#### WHAT YOU SHOULD DO
Reproduce every entry below precisely; do not include the pictures.

#### PROVIDED DATA
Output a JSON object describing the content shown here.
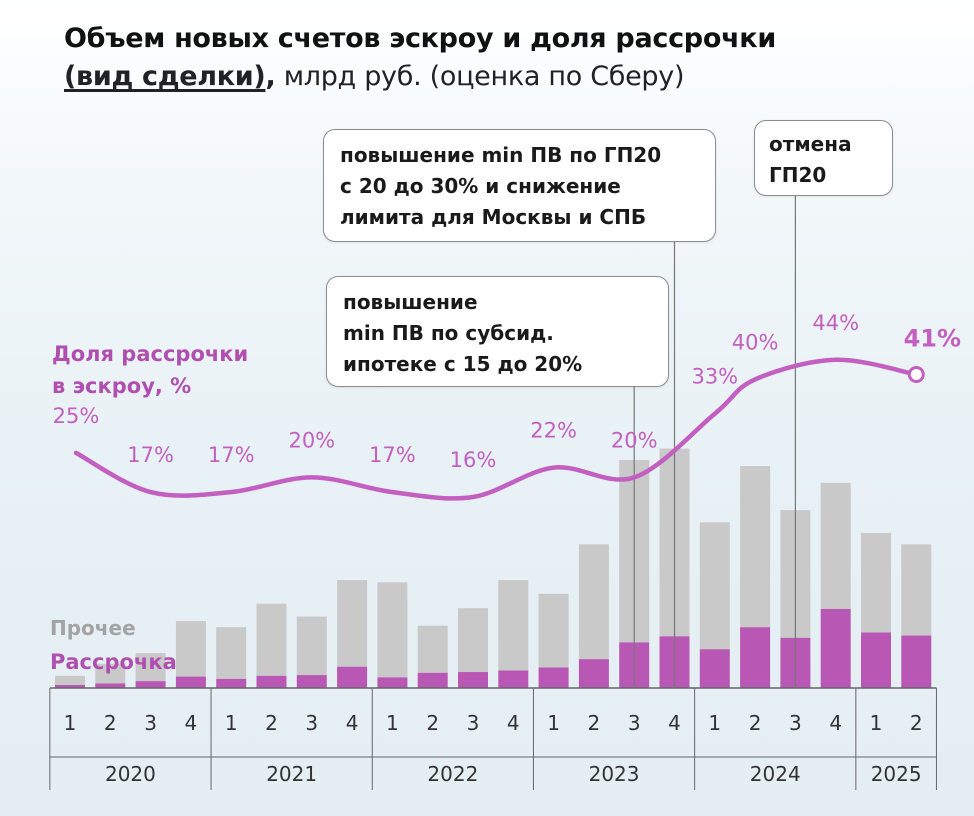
{
  "title": {
    "line1": "Объем новых счетов эскроу и доля рассрочки",
    "line2_bold": "(вид сделки)",
    "line2_sep": ",",
    "line2_rest": " млрд руб. (оценка по Сберу)"
  },
  "share_label": "Доля рассрочки\nв эскроу, %",
  "legend": {
    "other": "Прочее",
    "installment": "Рассрочка"
  },
  "annotations": [
    "повышение min ПВ по ГП20\nс 20 до 30% и снижение\nлимита для Москвы и СПБ",
    "повышение\nmin ПВ по субсид.\nипотеке с 15 до 20%",
    "отмена\nГП20"
  ],
  "colors": {
    "installment": "#b957b4",
    "other": "#c9c9c9",
    "line": "#c25fc0",
    "axis": "#666666"
  },
  "chart_data": {
    "type": "bar+line",
    "x_quarters": [
      "1",
      "2",
      "3",
      "4",
      "1",
      "2",
      "3",
      "4",
      "1",
      "2",
      "3",
      "4",
      "1",
      "2",
      "3",
      "4",
      "1",
      "2",
      "3",
      "4",
      "1",
      "2"
    ],
    "years": [
      {
        "label": "2020",
        "quarters": 4
      },
      {
        "label": "2021",
        "quarters": 4
      },
      {
        "label": "2022",
        "quarters": 4
      },
      {
        "label": "2023",
        "quarters": 4
      },
      {
        "label": "2024",
        "quarters": 4
      },
      {
        "label": "2025",
        "quarters": 2
      }
    ],
    "series": [
      {
        "name": "Рассрочка",
        "values": [
          4,
          6,
          9,
          15,
          12,
          16,
          17,
          28,
          14,
          20,
          21,
          23,
          27,
          38,
          60,
          68,
          51,
          80,
          66,
          104,
          73,
          69
        ]
      },
      {
        "name": "Прочее",
        "values": [
          12,
          26,
          37,
          73,
          68,
          95,
          77,
          114,
          125,
          62,
          84,
          119,
          97,
          151,
          240,
          247,
          167,
          212,
          168,
          166,
          131,
          120
        ]
      }
    ],
    "share_series": {
      "name": "Доля рассрочки в эскроу, %",
      "values": [
        25,
        17,
        17,
        20,
        17,
        16,
        22,
        20,
        33,
        40,
        44,
        41
      ],
      "labels": [
        "25%",
        "17%",
        "17%",
        "20%",
        "17%",
        "16%",
        "22%",
        "20%",
        "33%",
        "40%",
        "44%",
        "41%"
      ],
      "x_positions": [
        1,
        3,
        5,
        7,
        9,
        11,
        13,
        15,
        17,
        18,
        20,
        22
      ]
    },
    "annotation_quarters": [
      16,
      15,
      19
    ]
  }
}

#### TASK SOLUTION
Output a JSON object describing the content shown here.
{
  "title": {
    "line1": "Объем новых счетов эскроу и доля рассрочки",
    "line2_bold": "(вид сделки)",
    "line2_sep": ",",
    "line2_rest": " млрд руб. (оценка по Сберу)"
  },
  "share_label": "Доля рассрочки\nв эскроу, %",
  "legend": {
    "other": "Прочее",
    "installment": "Рассрочка"
  },
  "annotations": [
    "повышение min ПВ по ГП20\nс 20 до 30% и снижение\nлимита для Москвы и СПБ",
    "повышение\nmin ПВ по субсид.\nипотеке с 15 до 20%",
    "отмена\nГП20"
  ],
  "colors": {
    "installment": "#b957b4",
    "other": "#c9c9c9",
    "line": "#c25fc0",
    "axis": "#666666"
  },
  "chart_data": {
    "type": "bar+line",
    "x_quarters": [
      "1",
      "2",
      "3",
      "4",
      "1",
      "2",
      "3",
      "4",
      "1",
      "2",
      "3",
      "4",
      "1",
      "2",
      "3",
      "4",
      "1",
      "2",
      "3",
      "4",
      "1",
      "2"
    ],
    "years": [
      {
        "label": "2020",
        "quarters": 4
      },
      {
        "label": "2021",
        "quarters": 4
      },
      {
        "label": "2022",
        "quarters": 4
      },
      {
        "label": "2023",
        "quarters": 4
      },
      {
        "label": "2024",
        "quarters": 4
      },
      {
        "label": "2025",
        "quarters": 2
      }
    ],
    "series": [
      {
        "name": "Рассрочка",
        "values": [
          4,
          6,
          9,
          15,
          12,
          16,
          17,
          28,
          14,
          20,
          21,
          23,
          27,
          38,
          60,
          68,
          51,
          80,
          66,
          104,
          73,
          69
        ]
      },
      {
        "name": "Прочее",
        "values": [
          12,
          26,
          37,
          73,
          68,
          95,
          77,
          114,
          125,
          62,
          84,
          119,
          97,
          151,
          240,
          247,
          167,
          212,
          168,
          166,
          131,
          120
        ]
      }
    ],
    "share_series": {
      "name": "Доля рассрочки в эскроу, %",
      "values": [
        25,
        17,
        17,
        20,
        17,
        16,
        22,
        20,
        33,
        40,
        44,
        41
      ],
      "labels": [
        "25%",
        "17%",
        "17%",
        "20%",
        "17%",
        "16%",
        "22%",
        "20%",
        "33%",
        "40%",
        "44%",
        "41%"
      ],
      "x_positions": [
        1,
        3,
        5,
        7,
        9,
        11,
        13,
        15,
        17,
        18,
        20,
        22
      ]
    },
    "annotation_quarters": [
      16,
      15,
      19
    ]
  }
}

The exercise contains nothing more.